TEXTO BASE:
_ _ _ _ _

É necessário que os partidos e federações estejam com seus estatutos registrados no Tribunal Superior Eleitoral (TSE)
(Imagem: Luiz Roberto/TSE)
Os partidos políticos têm até 15 de agosto de 2026 para registrar na Justiça Eleitoral os candidatos que disputarão as eleições gerais. Antes desse prazo final, no entanto, o calendário eleitoral estabelece uma série de etapas obrigatórias para quem pretende concorrer a cargos públicos.
Entre os primeiros marcos está o período de seis meses antes do primeiro turno, no início de abril. Até essa data, autoridades que ocupam cargos como governador, ministro, secretário, prefeito e juiz precisam deixar suas funções para se tornarem elegíveis — processo conhecido como desincompatibilização. Também é necessário que os partidos e federações estejam com seus estatutos registrados no Tribunal Superior Eleitoral (TSE), e que os pré-candidatos tenham domicílio eleitoral na unidade da federação onde pretendem disputar o cargo.

_ _ _ _ _

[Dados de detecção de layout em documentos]
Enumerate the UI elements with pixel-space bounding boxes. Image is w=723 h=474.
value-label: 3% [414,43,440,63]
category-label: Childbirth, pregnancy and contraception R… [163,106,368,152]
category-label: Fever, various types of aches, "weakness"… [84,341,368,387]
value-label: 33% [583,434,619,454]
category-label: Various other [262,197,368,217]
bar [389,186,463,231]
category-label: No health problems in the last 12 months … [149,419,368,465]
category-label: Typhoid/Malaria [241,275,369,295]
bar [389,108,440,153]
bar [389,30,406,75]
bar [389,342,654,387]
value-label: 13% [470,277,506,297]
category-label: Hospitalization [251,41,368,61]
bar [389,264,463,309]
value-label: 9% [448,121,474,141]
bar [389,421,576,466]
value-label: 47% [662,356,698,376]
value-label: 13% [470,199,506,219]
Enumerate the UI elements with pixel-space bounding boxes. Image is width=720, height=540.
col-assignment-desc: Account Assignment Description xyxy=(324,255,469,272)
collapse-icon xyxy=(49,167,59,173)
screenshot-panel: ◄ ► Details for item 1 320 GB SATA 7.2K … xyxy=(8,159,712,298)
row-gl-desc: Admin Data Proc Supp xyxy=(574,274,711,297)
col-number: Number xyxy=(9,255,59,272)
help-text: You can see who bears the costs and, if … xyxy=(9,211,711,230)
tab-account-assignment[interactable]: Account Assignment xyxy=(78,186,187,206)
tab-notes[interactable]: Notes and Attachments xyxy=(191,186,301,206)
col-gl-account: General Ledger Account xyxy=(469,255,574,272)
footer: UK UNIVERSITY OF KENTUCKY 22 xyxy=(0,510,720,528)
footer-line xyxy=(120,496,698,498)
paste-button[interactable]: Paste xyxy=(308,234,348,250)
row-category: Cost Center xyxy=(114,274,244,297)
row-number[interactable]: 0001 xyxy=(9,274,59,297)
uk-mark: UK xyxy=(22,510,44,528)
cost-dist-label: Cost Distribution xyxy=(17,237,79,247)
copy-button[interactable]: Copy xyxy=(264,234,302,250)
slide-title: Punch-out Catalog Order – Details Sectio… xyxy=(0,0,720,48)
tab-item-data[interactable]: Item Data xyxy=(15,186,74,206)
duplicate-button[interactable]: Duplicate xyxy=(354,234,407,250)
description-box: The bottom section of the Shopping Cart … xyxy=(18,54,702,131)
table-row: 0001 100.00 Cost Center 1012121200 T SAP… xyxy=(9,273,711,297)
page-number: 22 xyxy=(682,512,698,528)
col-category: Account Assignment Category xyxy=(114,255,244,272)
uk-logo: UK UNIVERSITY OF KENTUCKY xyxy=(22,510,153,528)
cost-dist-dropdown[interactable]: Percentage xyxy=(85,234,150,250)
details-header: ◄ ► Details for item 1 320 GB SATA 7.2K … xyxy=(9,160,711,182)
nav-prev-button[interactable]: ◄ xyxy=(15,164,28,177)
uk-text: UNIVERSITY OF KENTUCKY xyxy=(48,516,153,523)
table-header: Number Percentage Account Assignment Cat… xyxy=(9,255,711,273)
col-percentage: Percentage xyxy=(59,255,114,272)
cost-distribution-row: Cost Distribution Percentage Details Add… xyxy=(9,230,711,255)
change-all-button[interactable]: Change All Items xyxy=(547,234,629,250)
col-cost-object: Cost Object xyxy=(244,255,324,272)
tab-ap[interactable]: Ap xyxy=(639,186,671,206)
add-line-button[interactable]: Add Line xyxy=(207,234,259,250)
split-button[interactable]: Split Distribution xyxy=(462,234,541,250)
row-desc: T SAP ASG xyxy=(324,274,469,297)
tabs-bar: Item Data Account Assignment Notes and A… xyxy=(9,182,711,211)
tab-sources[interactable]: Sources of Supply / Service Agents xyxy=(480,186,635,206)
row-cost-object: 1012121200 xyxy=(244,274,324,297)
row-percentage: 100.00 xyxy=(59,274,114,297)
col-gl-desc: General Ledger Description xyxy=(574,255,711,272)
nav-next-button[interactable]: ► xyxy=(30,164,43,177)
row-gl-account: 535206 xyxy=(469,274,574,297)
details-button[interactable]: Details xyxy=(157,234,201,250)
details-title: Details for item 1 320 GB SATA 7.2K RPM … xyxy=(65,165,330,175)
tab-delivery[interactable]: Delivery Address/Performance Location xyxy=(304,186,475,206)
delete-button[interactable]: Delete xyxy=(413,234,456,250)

_ _ _ _ _

TAREFAS PROPOSTAS:
**1.** De acordo com o texto sobre o calendário eleitoral, por que autoridades como governador e prefeito precisam deixar suas funções até o início de abril? Responda em uma a três frases.
**2.** Quais cargos o texto sobre o calendário eleitoral menciona ao tratar das autoridades que precisam deixar suas funções? Liste todos.
**3.** Estenda o texto sobre o calendário eleitoral, começando logo após a última frase apresentada.

RESPOSTAS POR TAREFA:
**1.** Elas precisam deixar suas funções para se tornarem elegíveis. Esse processo é conhecido como desincompatibilização. O prazo corresponde ao período de seis meses antes do primeiro turno.

**2.**
- governador
- ministro
- secretário
- prefeito
- juiz

**3.**
Outro momento importante ocorre entre março e início de abril, durante a chamada janela partidária. Nesse intervalo, deputados federais, estaduais e distritais podem trocar de legenda sem perder o mandato por infidelidade partidária.
Já entre 20 de julho e 5 de agosto, os partidos realizam suas convenções para definir oficialmente os candidatos. No sistema eleitoral brasileiro, apenas filiados a partidos e aprovados nesses encontros podem concorrer.
Encerrada essa etapa, as legendas têm até 15 de agosto para formalizar o registro das candidaturas junto à Justiça Eleitoral.
O primeiro turno das eleições está marcado para 4 de outubro, com eventual segundo turno previsto para 25 de outubro. Na ocasião, os eleitores brasileiros irão às urnas para escolher o presidente da República, os governadores dos 26 estados e do Distrito Federal, além de 54 senadores — o equivalente a dois terços do total —, 513 deputados federais e deputados estaduais e distritais, cujo número varia conforme a unidade da federação.